▸ WRITTEN INSTRUCTION
The records below are to be quoted in full; please keep every word exact.

▸ DATA SUPPLIED
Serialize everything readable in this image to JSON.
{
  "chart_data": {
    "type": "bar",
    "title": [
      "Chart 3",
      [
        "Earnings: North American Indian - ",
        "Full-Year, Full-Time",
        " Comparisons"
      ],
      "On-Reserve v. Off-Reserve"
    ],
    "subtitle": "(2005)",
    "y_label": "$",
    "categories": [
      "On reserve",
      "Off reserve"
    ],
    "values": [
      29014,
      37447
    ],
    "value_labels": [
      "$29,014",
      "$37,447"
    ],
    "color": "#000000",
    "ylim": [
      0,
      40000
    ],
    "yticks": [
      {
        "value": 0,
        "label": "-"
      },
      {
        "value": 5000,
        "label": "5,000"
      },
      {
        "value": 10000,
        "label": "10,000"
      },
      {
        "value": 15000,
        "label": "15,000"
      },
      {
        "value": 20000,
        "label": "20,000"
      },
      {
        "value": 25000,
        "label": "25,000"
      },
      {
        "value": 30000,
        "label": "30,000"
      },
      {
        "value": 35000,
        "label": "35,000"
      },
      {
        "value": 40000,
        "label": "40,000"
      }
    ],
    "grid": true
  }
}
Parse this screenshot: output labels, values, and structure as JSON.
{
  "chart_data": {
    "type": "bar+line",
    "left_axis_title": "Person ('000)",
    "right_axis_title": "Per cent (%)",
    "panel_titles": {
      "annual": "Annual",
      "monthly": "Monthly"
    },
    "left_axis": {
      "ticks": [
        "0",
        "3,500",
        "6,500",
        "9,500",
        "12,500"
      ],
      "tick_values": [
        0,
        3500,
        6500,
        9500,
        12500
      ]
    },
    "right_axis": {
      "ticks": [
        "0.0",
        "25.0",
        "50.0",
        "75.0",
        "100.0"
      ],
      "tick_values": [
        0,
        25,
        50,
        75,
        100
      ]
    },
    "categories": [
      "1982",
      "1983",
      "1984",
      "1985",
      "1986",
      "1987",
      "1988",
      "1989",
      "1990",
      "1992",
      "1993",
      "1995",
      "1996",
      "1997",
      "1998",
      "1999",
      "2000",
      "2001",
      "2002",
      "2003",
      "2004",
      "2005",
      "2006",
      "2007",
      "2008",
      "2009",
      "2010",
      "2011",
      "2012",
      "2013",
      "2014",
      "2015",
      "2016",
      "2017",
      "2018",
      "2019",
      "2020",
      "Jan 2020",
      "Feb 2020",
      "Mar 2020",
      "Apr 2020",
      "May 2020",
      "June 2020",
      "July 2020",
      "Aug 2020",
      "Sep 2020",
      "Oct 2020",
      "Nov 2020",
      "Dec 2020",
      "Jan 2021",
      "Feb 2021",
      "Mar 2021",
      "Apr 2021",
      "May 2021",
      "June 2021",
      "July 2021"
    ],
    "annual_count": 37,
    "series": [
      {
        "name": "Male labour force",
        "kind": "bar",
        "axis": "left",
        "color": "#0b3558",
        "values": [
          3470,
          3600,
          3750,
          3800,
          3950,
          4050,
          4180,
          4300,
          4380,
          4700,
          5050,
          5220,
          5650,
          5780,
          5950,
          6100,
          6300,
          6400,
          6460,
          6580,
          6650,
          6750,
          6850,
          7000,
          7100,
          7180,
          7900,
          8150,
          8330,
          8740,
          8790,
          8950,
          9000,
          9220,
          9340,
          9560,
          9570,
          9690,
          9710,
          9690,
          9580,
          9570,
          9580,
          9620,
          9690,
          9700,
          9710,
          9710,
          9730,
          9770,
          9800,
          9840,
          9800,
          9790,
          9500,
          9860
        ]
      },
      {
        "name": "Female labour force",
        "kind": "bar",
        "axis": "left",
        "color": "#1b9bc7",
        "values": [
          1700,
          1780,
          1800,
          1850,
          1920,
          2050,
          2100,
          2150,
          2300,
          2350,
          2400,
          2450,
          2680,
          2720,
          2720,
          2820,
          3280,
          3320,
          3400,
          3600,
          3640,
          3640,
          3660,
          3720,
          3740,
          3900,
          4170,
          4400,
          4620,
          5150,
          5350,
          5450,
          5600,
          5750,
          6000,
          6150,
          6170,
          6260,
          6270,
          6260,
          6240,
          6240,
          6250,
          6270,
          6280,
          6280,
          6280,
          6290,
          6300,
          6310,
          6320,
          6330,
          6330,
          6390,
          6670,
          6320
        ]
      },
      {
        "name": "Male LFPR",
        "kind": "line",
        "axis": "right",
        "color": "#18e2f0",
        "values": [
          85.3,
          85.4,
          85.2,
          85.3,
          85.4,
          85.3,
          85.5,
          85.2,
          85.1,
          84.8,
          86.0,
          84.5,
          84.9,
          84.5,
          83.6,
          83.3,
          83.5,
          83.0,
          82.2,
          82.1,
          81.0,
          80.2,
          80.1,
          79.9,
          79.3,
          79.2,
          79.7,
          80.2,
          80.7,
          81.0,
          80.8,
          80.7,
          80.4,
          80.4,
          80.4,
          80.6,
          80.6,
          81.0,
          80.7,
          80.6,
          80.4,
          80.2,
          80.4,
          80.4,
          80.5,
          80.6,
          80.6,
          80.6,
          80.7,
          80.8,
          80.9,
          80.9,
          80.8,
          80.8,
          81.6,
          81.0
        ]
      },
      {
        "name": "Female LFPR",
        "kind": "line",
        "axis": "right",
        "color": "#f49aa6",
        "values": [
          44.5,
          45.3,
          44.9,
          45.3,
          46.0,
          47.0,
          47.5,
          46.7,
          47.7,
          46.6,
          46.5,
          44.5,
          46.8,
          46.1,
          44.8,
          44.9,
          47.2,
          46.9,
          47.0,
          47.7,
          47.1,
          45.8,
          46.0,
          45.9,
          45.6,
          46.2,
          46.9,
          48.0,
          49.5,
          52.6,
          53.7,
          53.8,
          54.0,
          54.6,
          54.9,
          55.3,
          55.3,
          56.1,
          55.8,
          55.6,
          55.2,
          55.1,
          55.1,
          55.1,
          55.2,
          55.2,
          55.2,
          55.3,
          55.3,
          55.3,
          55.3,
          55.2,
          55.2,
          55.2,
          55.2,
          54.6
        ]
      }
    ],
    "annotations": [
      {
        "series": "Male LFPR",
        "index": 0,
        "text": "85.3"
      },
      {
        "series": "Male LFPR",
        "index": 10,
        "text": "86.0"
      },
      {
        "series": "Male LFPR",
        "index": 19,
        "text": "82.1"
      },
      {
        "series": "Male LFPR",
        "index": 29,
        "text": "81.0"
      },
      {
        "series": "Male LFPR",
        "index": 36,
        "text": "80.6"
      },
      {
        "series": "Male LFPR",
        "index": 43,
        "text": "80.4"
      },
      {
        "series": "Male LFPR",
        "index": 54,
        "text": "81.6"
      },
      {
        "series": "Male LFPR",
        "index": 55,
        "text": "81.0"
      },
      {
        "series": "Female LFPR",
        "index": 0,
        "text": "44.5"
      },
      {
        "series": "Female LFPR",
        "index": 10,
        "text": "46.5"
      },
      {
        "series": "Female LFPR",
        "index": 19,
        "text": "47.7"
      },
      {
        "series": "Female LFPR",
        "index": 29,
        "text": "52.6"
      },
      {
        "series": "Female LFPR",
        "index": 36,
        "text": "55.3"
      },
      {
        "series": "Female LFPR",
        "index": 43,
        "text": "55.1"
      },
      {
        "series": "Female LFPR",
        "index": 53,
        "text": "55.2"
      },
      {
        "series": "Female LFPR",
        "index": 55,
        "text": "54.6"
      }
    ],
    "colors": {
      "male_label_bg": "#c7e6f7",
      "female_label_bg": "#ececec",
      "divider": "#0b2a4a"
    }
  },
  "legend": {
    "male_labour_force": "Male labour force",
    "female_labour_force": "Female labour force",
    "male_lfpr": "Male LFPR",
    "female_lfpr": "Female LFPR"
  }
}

▸ ANSWER FOR THIS EXERCISE
Serialize everything readable in this image to JSON.
{
  "chart_data": {
    "type": "bar",
    "title": [
      "Chart 3",
      [
        "Earnings: North American Indian - ",
        "Full-Year, Full-Time",
        " Comparisons"
      ],
      "On-Reserve v. Off-Reserve"
    ],
    "subtitle": "(2005)",
    "y_label": "$",
    "categories": [
      "On reserve",
      "Off reserve"
    ],
    "values": [
      29014,
      37447
    ],
    "value_labels": [
      "$29,014",
      "$37,447"
    ],
    "color": "#000000",
    "ylim": [
      0,
      40000
    ],
    "yticks": [
      {
        "value": 0,
        "label": "-"
      },
      {
        "value": 5000,
        "label": "5,000"
      },
      {
        "value": 10000,
        "label": "10,000"
      },
      {
        "value": 15000,
        "label": "15,000"
      },
      {
        "value": 20000,
        "label": "20,000"
      },
      {
        "value": 25000,
        "label": "25,000"
      },
      {
        "value": 30000,
        "label": "30,000"
      },
      {
        "value": 35000,
        "label": "35,000"
      },
      {
        "value": 40000,
        "label": "40,000"
      }
    ],
    "grid": true
  }
}
Parse this screenshot: output labels, values, and structure as JSON.
{
  "chart_data": {
    "type": "bar+line",
    "left_axis_title": "Person ('000)",
    "right_axis_title": "Per cent (%)",
    "panel_titles": {
      "annual": "Annual",
      "monthly": "Monthly"
    },
    "left_axis": {
      "ticks": [
        "0",
        "3,500",
        "6,500",
        "9,500",
        "12,500"
      ],
      "tick_values": [
        0,
        3500,
        6500,
        9500,
        12500
      ]
    },
    "right_axis": {
      "ticks": [
        "0.0",
        "25.0",
        "50.0",
        "75.0",
        "100.0"
      ],
      "tick_values": [
        0,
        25,
        50,
        75,
        100
      ]
    },
    "categories": [
      "1982",
      "1983",
      "1984",
      "1985",
      "1986",
      "1987",
      "1988",
      "1989",
      "1990",
      "1992",
      "1993",
      "1995",
      "1996",
      "1997",
      "1998",
      "1999",
      "2000",
      "2001",
      "2002",
      "2003",
      "2004",
      "2005",
      "2006",
      "2007",
      "2008",
      "2009",
      "2010",
      "2011",
      "2012",
      "2013",
      "2014",
      "2015",
      "2016",
      "2017",
      "2018",
      "2019",
      "2020",
      "Jan 2020",
      "Feb 2020",
      "Mar 2020",
      "Apr 2020",
      "May 2020",
      "June 2020",
      "July 2020",
      "Aug 2020",
      "Sep 2020",
      "Oct 2020",
      "Nov 2020",
      "Dec 2020",
      "Jan 2021",
      "Feb 2021",
      "Mar 2021",
      "Apr 2021",
      "May 2021",
      "June 2021",
      "July 2021"
    ],
    "annual_count": 37,
    "series": [
      {
        "name": "Male labour force",
        "kind": "bar",
        "axis": "left",
        "color": "#0b3558",
        "values": [
          3470,
          3600,
          3750,
          3800,
          3950,
          4050,
          4180,
          4300,
          4380,
          4700,
          5050,
          5220,
          5650,
          5780,
          5950,
          6100,
          6300,
          6400,
          6460,
          6580,
          6650,
          6750,
          6850,
          7000,
          7100,
          7180,
          7900,
          8150,
          8330,
          8740,
          8790,
          8950,
          9000,
          9220,
          9340,
          9560,
          9570,
          9690,
          9710,
          9690,
          9580,
          9570,
          9580,
          9620,
          9690,
          9700,
          9710,
          9710,
          9730,
          9770,
          9800,
          9840,
          9800,
          9790,
          9500,
          9860
        ]
      },
      {
        "name": "Female labour force",
        "kind": "bar",
        "axis": "left",
        "color": "#1b9bc7",
        "values": [
          1700,
          1780,
          1800,
          1850,
          1920,
          2050,
          2100,
          2150,
          2300,
          2350,
          2400,
          2450,
          2680,
          2720,
          2720,
          2820,
          3280,
          3320,
          3400,
          3600,
          3640,
          3640,
          3660,
          3720,
          3740,
          3900,
          4170,
          4400,
          4620,
          5150,
          5350,
          5450,
          5600,
          5750,
          6000,
          6150,
          6170,
          6260,
          6270,
          6260,
          6240,
          6240,
          6250,
          6270,
          6280,
          6280,
          6280,
          6290,
          6300,
          6310,
          6320,
          6330,
          6330,
          6390,
          6670,
          6320
        ]
      },
      {
        "name": "Male LFPR",
        "kind": "line",
        "axis": "right",
        "color": "#18e2f0",
        "values": [
          85.3,
          85.4,
          85.2,
          85.3,
          85.4,
          85.3,
          85.5,
          85.2,
          85.1,
          84.8,
          86.0,
          84.5,
          84.9,
          84.5,
          83.6,
          83.3,
          83.5,
          83.0,
          82.2,
          82.1,
          81.0,
          80.2,
          80.1,
          79.9,
          79.3,
          79.2,
          79.7,
          80.2,
          80.7,
          81.0,
          80.8,
          80.7,
          80.4,
          80.4,
          80.4,
          80.6,
          80.6,
          81.0,
          80.7,
          80.6,
          80.4,
          80.2,
          80.4,
          80.4,
          80.5,
          80.6,
          80.6,
          80.6,
          80.7,
          80.8,
          80.9,
          80.9,
          80.8,
          80.8,
          81.6,
          81.0
        ]
      },
      {
        "name": "Female LFPR",
        "kind": "line",
        "axis": "right",
        "color": "#f49aa6",
        "values": [
          44.5,
          45.3,
          44.9,
          45.3,
          46.0,
          47.0,
          47.5,
          46.7,
          47.7,
          46.6,
          46.5,
          44.5,
          46.8,
          46.1,
          44.8,
          44.9,
          47.2,
          46.9,
          47.0,
          47.7,
          47.1,
          45.8,
          46.0,
          45.9,
          45.6,
          46.2,
          46.9,
          48.0,
          49.5,
          52.6,
          53.7,
          53.8,
          54.0,
          54.6,
          54.9,
          55.3,
          55.3,
          56.1,
          55.8,
          55.6,
          55.2,
          55.1,
          55.1,
          55.1,
          55.2,
          55.2,
          55.2,
          55.3,
          55.3,
          55.3,
          55.3,
          55.2,
          55.2,
          55.2,
          55.2,
          54.6
        ]
      }
    ],
    "annotations": [
      {
        "series": "Male LFPR",
        "index": 0,
        "text": "85.3"
      },
      {
        "series": "Male LFPR",
        "index": 10,
        "text": "86.0"
      },
      {
        "series": "Male LFPR",
        "index": 19,
        "text": "82.1"
      },
      {
        "series": "Male LFPR",
        "index": 29,
        "text": "81.0"
      },
      {
        "series": "Male LFPR",
        "index": 36,
        "text": "80.6"
      },
      {
        "series": "Male LFPR",
        "index": 43,
        "text": "80.4"
      },
      {
        "series": "Male LFPR",
        "index": 54,
        "text": "81.6"
      },
      {
        "series": "Male LFPR",
        "index": 55,
        "text": "81.0"
      },
      {
        "series": "Female LFPR",
        "index": 0,
        "text": "44.5"
      },
      {
        "series": "Female LFPR",
        "index": 10,
        "text": "46.5"
      },
      {
        "series": "Female LFPR",
        "index": 19,
        "text": "47.7"
      },
      {
        "series": "Female LFPR",
        "index": 29,
        "text": "52.6"
      },
      {
        "series": "Female LFPR",
        "index": 36,
        "text": "55.3"
      },
      {
        "series": "Female LFPR",
        "index": 43,
        "text": "55.1"
      },
      {
        "series": "Female LFPR",
        "index": 53,
        "text": "55.2"
      },
      {
        "series": "Female LFPR",
        "index": 55,
        "text": "54.6"
      }
    ],
    "colors": {
      "male_label_bg": "#c7e6f7",
      "female_label_bg": "#ececec",
      "divider": "#0b2a4a"
    }
  },
  "legend": {
    "male_labour_force": "Male labour force",
    "female_labour_force": "Female labour force",
    "male_lfpr": "Male LFPR",
    "female_lfpr": "Female LFPR"
  }
}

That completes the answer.